- Material:
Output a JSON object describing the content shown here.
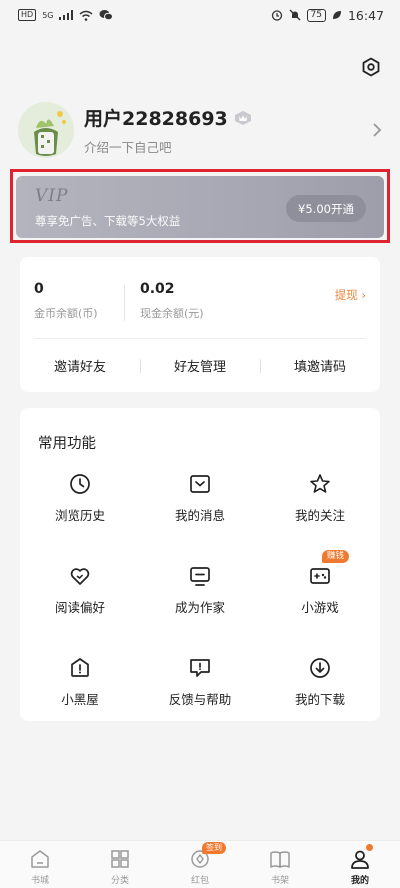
{
  "status_bar": {
    "hd_badge": "HD",
    "network": "5G",
    "battery": "75",
    "time": "16:47"
  },
  "profile": {
    "username": "用户22828693",
    "intro": "介绍一下自己吧"
  },
  "vip": {
    "logo": "VIP",
    "description": "尊享免广告、下载等5大权益",
    "button_label": "¥5.00开通"
  },
  "wallet": {
    "coins_value": "0",
    "coins_label": "金币余额(币)",
    "cash_value": "0.02",
    "cash_label": "现金余额(元)",
    "withdraw_label": "提现 ›",
    "actions": [
      "邀请好友",
      "好友管理",
      "填邀请码"
    ]
  },
  "functions": {
    "title": "常用功能",
    "items": [
      {
        "label": "浏览历史",
        "icon": "clock-icon"
      },
      {
        "label": "我的消息",
        "icon": "message-icon"
      },
      {
        "label": "我的关注",
        "icon": "star-icon"
      },
      {
        "label": "阅读偏好",
        "icon": "heart-icon"
      },
      {
        "label": "成为作家",
        "icon": "monitor-icon"
      },
      {
        "label": "小游戏",
        "icon": "gamepad-icon",
        "tag": "赚钱"
      },
      {
        "label": "小黑屋",
        "icon": "house-alert-icon"
      },
      {
        "label": "反馈与帮助",
        "icon": "feedback-icon"
      },
      {
        "label": "我的下载",
        "icon": "download-icon"
      }
    ]
  },
  "bottom_nav": {
    "items": [
      {
        "label": "书城",
        "icon": "home-icon"
      },
      {
        "label": "分类",
        "icon": "grid-icon"
      },
      {
        "label": "红包",
        "icon": "coin-icon",
        "tag": "签到"
      },
      {
        "label": "书架",
        "icon": "book-icon"
      },
      {
        "label": "我的",
        "icon": "user-icon",
        "active": true
      }
    ]
  },
  "colors": {
    "accent": "#ef7a2f",
    "vip_bg": "#a7a8b3",
    "highlight": "#e0242f"
  }
}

- The request:
Leave out the pictures and transcribe the entries above exactly.

- Solution for this task:
Output a JSON object describing the content shown here.
{
  "status_bar": {
    "hd_badge": "HD",
    "network": "5G",
    "battery": "75",
    "time": "16:47"
  },
  "profile": {
    "username": "用户22828693",
    "intro": "介绍一下自己吧"
  },
  "vip": {
    "logo": "VIP",
    "description": "尊享免广告、下载等5大权益",
    "button_label": "¥5.00开通"
  },
  "wallet": {
    "coins_value": "0",
    "coins_label": "金币余额(币)",
    "cash_value": "0.02",
    "cash_label": "现金余额(元)",
    "withdraw_label": "提现 ›",
    "actions": [
      "邀请好友",
      "好友管理",
      "填邀请码"
    ]
  },
  "functions": {
    "title": "常用功能",
    "items": [
      {
        "label": "浏览历史",
        "icon": "clock-icon"
      },
      {
        "label": "我的消息",
        "icon": "message-icon"
      },
      {
        "label": "我的关注",
        "icon": "star-icon"
      },
      {
        "label": "阅读偏好",
        "icon": "heart-icon"
      },
      {
        "label": "成为作家",
        "icon": "monitor-icon"
      },
      {
        "label": "小游戏",
        "icon": "gamepad-icon",
        "tag": "赚钱"
      },
      {
        "label": "小黑屋",
        "icon": "house-alert-icon"
      },
      {
        "label": "反馈与帮助",
        "icon": "feedback-icon"
      },
      {
        "label": "我的下载",
        "icon": "download-icon"
      }
    ]
  },
  "bottom_nav": {
    "items": [
      {
        "label": "书城",
        "icon": "home-icon"
      },
      {
        "label": "分类",
        "icon": "grid-icon"
      },
      {
        "label": "红包",
        "icon": "coin-icon",
        "tag": "签到"
      },
      {
        "label": "书架",
        "icon": "book-icon"
      },
      {
        "label": "我的",
        "icon": "user-icon",
        "active": true
      }
    ]
  },
  "colors": {
    "accent": "#ef7a2f",
    "vip_bg": "#a7a8b3",
    "highlight": "#e0242f"
  }
}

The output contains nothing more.